Begin
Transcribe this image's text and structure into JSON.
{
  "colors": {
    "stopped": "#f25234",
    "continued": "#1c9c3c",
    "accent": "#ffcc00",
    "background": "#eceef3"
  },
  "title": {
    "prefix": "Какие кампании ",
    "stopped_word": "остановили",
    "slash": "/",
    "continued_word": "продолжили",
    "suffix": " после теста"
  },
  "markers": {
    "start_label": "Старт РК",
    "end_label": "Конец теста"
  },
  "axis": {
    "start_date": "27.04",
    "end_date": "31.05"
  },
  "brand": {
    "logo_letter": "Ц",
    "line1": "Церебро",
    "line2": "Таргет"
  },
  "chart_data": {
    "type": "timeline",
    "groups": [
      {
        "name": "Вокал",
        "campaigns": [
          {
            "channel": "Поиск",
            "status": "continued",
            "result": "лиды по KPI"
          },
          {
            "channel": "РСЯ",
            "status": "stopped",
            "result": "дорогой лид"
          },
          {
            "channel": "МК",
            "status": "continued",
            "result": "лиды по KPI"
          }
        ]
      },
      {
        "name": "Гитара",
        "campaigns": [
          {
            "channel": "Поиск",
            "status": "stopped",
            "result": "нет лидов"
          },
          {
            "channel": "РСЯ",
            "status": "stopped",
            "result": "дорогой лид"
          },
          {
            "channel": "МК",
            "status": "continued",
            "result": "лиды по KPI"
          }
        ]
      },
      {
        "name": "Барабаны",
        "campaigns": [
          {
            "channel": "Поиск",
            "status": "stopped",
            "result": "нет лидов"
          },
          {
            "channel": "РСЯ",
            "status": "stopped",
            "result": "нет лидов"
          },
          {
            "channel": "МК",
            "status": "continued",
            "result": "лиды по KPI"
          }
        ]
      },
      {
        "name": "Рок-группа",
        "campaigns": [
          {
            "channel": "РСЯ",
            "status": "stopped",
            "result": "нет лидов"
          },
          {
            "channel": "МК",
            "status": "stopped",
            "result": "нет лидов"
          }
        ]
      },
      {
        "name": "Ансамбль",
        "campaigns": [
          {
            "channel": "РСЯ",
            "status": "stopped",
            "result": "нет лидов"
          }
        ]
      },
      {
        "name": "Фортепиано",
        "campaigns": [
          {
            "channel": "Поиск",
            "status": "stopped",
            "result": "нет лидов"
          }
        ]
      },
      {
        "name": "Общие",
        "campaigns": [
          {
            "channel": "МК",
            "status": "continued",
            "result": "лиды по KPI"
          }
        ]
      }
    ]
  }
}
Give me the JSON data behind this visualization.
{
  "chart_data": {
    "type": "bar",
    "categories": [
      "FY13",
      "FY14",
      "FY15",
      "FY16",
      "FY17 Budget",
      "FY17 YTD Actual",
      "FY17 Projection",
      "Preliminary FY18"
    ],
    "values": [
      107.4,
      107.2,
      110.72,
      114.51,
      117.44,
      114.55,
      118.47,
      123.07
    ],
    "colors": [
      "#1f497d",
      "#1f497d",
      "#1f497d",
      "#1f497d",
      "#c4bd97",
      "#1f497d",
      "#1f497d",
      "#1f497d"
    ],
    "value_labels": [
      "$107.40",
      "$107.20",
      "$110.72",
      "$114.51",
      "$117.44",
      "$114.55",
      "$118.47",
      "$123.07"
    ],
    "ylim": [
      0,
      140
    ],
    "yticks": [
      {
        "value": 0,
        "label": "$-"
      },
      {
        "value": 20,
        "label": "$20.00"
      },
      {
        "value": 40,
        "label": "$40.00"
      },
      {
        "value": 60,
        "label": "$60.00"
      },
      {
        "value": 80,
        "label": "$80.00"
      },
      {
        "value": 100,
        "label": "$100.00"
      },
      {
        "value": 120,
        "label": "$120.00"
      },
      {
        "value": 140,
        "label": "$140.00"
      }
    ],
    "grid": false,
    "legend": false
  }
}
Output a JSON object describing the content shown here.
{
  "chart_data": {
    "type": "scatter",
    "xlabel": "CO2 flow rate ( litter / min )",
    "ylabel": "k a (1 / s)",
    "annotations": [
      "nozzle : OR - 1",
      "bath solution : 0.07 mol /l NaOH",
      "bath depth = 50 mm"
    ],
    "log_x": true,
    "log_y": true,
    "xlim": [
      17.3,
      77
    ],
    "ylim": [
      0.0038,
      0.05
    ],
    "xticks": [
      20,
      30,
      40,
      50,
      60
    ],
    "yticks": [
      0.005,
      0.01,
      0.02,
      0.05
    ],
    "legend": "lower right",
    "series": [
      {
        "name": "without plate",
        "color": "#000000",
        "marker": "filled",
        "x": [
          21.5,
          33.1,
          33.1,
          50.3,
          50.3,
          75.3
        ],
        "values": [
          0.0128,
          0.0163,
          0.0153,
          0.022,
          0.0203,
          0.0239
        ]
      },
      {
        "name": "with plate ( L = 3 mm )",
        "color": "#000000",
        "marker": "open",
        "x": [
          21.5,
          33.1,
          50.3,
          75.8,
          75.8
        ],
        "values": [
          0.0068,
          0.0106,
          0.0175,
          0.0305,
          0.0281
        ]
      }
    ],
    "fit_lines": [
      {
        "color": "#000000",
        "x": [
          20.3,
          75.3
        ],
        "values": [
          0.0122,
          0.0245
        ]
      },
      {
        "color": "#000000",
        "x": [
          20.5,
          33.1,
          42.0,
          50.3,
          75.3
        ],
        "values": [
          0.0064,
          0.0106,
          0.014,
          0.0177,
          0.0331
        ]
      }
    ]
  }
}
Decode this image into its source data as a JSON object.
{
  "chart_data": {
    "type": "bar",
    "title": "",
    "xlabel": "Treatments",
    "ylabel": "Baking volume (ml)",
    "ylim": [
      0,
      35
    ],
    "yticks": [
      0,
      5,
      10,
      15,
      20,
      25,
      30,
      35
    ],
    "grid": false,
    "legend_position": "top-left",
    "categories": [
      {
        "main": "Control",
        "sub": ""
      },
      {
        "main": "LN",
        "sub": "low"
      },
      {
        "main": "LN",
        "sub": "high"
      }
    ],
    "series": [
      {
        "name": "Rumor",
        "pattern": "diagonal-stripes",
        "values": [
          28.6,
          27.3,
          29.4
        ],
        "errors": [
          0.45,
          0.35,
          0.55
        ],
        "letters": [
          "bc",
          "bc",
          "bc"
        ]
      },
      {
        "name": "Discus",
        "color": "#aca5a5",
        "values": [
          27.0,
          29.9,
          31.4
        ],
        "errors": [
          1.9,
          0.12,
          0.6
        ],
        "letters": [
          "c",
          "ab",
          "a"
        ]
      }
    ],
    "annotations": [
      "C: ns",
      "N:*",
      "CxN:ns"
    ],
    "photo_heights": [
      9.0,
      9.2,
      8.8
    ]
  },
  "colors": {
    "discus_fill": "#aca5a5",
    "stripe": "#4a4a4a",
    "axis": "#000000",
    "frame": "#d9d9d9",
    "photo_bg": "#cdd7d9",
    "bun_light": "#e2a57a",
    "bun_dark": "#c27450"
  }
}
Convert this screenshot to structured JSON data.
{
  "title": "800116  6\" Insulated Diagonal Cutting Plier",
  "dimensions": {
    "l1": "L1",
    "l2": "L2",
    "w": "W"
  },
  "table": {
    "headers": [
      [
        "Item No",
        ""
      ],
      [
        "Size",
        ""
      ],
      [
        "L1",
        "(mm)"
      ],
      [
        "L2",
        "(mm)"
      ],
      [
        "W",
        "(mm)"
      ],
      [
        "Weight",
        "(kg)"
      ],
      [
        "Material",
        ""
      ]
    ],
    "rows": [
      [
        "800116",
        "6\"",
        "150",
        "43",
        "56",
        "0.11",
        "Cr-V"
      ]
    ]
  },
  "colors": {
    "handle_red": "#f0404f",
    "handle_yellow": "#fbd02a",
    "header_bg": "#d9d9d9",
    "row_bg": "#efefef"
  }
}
End
Reproduce each record exactly, leaving nothing out.

Transcribe this image's text and structure into JSON.
{
  "colors": {
    "stopped": "#f25234",
    "continued": "#1c9c3c",
    "accent": "#ffcc00",
    "background": "#eceef3"
  },
  "title": {
    "prefix": "Какие кампании ",
    "stopped_word": "остановили",
    "slash": "/",
    "continued_word": "продолжили",
    "suffix": " после теста"
  },
  "markers": {
    "start_label": "Старт РК",
    "end_label": "Конец теста"
  },
  "axis": {
    "start_date": "27.04",
    "end_date": "31.05"
  },
  "brand": {
    "logo_letter": "Ц",
    "line1": "Церебро",
    "line2": "Таргет"
  },
  "chart_data": {
    "type": "timeline",
    "groups": [
      {
        "name": "Вокал",
        "campaigns": [
          {
            "channel": "Поиск",
            "status": "continued",
            "result": "лиды по KPI"
          },
          {
            "channel": "РСЯ",
            "status": "stopped",
            "result": "дорогой лид"
          },
          {
            "channel": "МК",
            "status": "continued",
            "result": "лиды по KPI"
          }
        ]
      },
      {
        "name": "Гитара",
        "campaigns": [
          {
            "channel": "Поиск",
            "status": "stopped",
            "result": "нет лидов"
          },
          {
            "channel": "РСЯ",
            "status": "stopped",
            "result": "дорогой лид"
          },
          {
            "channel": "МК",
            "status": "continued",
            "result": "лиды по KPI"
          }
        ]
      },
      {
        "name": "Барабаны",
        "campaigns": [
          {
            "channel": "Поиск",
            "status": "stopped",
            "result": "нет лидов"
          },
          {
            "channel": "РСЯ",
            "status": "stopped",
            "result": "нет лидов"
          },
          {
            "channel": "МК",
            "status": "continued",
            "result": "лиды по KPI"
          }
        ]
      },
      {
        "name": "Рок-группа",
        "campaigns": [
          {
            "channel": "РСЯ",
            "status": "stopped",
            "result": "нет лидов"
          },
          {
            "channel": "МК",
            "status": "stopped",
            "result": "нет лидов"
          }
        ]
      },
      {
        "name": "Ансамбль",
        "campaigns": [
          {
            "channel": "РСЯ",
            "status": "stopped",
            "result": "нет лидов"
          }
        ]
      },
      {
        "name": "Фортепиано",
        "campaigns": [
          {
            "channel": "Поиск",
            "status": "stopped",
            "result": "нет лидов"
          }
        ]
      },
      {
        "name": "Общие",
        "campaigns": [
          {
            "channel": "МК",
            "status": "continued",
            "result": "лиды по KPI"
          }
        ]
      }
    ]
  }
}
Give me the JSON data behind this visualization.
{
  "chart_data": {
    "type": "bar",
    "categories": [
      "FY13",
      "FY14",
      "FY15",
      "FY16",
      "FY17 Budget",
      "FY17 YTD Actual",
      "FY17 Projection",
      "Preliminary FY18"
    ],
    "values": [
      107.4,
      107.2,
      110.72,
      114.51,
      117.44,
      114.55,
      118.47,
      123.07
    ],
    "colors": [
      "#1f497d",
      "#1f497d",
      "#1f497d",
      "#1f497d",
      "#c4bd97",
      "#1f497d",
      "#1f497d",
      "#1f497d"
    ],
    "value_labels": [
      "$107.40",
      "$107.20",
      "$110.72",
      "$114.51",
      "$117.44",
      "$114.55",
      "$118.47",
      "$123.07"
    ],
    "ylim": [
      0,
      140
    ],
    "yticks": [
      {
        "value": 0,
        "label": "$-"
      },
      {
        "value": 20,
        "label": "$20.00"
      },
      {
        "value": 40,
        "label": "$40.00"
      },
      {
        "value": 60,
        "label": "$60.00"
      },
      {
        "value": 80,
        "label": "$80.00"
      },
      {
        "value": 100,
        "label": "$100.00"
      },
      {
        "value": 120,
        "label": "$120.00"
      },
      {
        "value": 140,
        "label": "$140.00"
      }
    ],
    "grid": false,
    "legend": false
  }
}
Output a JSON object describing the content shown here.
{
  "chart_data": {
    "type": "scatter",
    "xlabel": "CO2 flow rate ( litter / min )",
    "ylabel": "k a (1 / s)",
    "annotations": [
      "nozzle : OR - 1",
      "bath solution : 0.07 mol /l NaOH",
      "bath depth = 50 mm"
    ],
    "log_x": true,
    "log_y": true,
    "xlim": [
      17.3,
      77
    ],
    "ylim": [
      0.0038,
      0.05
    ],
    "xticks": [
      20,
      30,
      40,
      50,
      60
    ],
    "yticks": [
      0.005,
      0.01,
      0.02,
      0.05
    ],
    "legend": "lower right",
    "series": [
      {
        "name": "without plate",
        "color": "#000000",
        "marker": "filled",
        "x": [
          21.5,
          33.1,
          33.1,
          50.3,
          50.3,
          75.3
        ],
        "values": [
          0.0128,
          0.0163,
          0.0153,
          0.022,
          0.0203,
          0.0239
        ]
      },
      {
        "name": "with plate ( L = 3 mm )",
        "color": "#000000",
        "marker": "open",
        "x": [
          21.5,
          33.1,
          50.3,
          75.8,
          75.8
        ],
        "values": [
          0.0068,
          0.0106,
          0.0175,
          0.0305,
          0.0281
        ]
      }
    ],
    "fit_lines": [
      {
        "color": "#000000",
        "x": [
          20.3,
          75.3
        ],
        "values": [
          0.0122,
          0.0245
        ]
      },
      {
        "color": "#000000",
        "x": [
          20.5,
          33.1,
          42.0,
          50.3,
          75.3
        ],
        "values": [
          0.0064,
          0.0106,
          0.014,
          0.0177,
          0.0331
        ]
      }
    ]
  }
}
Decode this image into its source data as a JSON object.
{
  "chart_data": {
    "type": "bar",
    "title": "",
    "xlabel": "Treatments",
    "ylabel": "Baking volume (ml)",
    "ylim": [
      0,
      35
    ],
    "yticks": [
      0,
      5,
      10,
      15,
      20,
      25,
      30,
      35
    ],
    "grid": false,
    "legend_position": "top-left",
    "categories": [
      {
        "main": "Control",
        "sub": ""
      },
      {
        "main": "LN",
        "sub": "low"
      },
      {
        "main": "LN",
        "sub": "high"
      }
    ],
    "series": [
      {
        "name": "Rumor",
        "pattern": "diagonal-stripes",
        "values": [
          28.6,
          27.3,
          29.4
        ],
        "errors": [
          0.45,
          0.35,
          0.55
        ],
        "letters": [
          "bc",
          "bc",
          "bc"
        ]
      },
      {
        "name": "Discus",
        "color": "#aca5a5",
        "values": [
          27.0,
          29.9,
          31.4
        ],
        "errors": [
          1.9,
          0.12,
          0.6
        ],
        "letters": [
          "c",
          "ab",
          "a"
        ]
      }
    ],
    "annotations": [
      "C: ns",
      "N:*",
      "CxN:ns"
    ],
    "photo_heights": [
      9.0,
      9.2,
      8.8
    ]
  },
  "colors": {
    "discus_fill": "#aca5a5",
    "stripe": "#4a4a4a",
    "axis": "#000000",
    "frame": "#d9d9d9",
    "photo_bg": "#cdd7d9",
    "bun_light": "#e2a57a",
    "bun_dark": "#c27450"
  }
}
Convert this screenshot to structured JSON data.
{
  "title": "800116  6\" Insulated Diagonal Cutting Plier",
  "dimensions": {
    "l1": "L1",
    "l2": "L2",
    "w": "W"
  },
  "table": {
    "headers": [
      [
        "Item No",
        ""
      ],
      [
        "Size",
        ""
      ],
      [
        "L1",
        "(mm)"
      ],
      [
        "L2",
        "(mm)"
      ],
      [
        "W",
        "(mm)"
      ],
      [
        "Weight",
        "(kg)"
      ],
      [
        "Material",
        ""
      ]
    ],
    "rows": [
      [
        "800116",
        "6\"",
        "150",
        "43",
        "56",
        "0.11",
        "Cr-V"
      ]
    ]
  },
  "colors": {
    "handle_red": "#f0404f",
    "handle_yellow": "#fbd02a",
    "header_bg": "#d9d9d9",
    "row_bg": "#efefef"
  }
}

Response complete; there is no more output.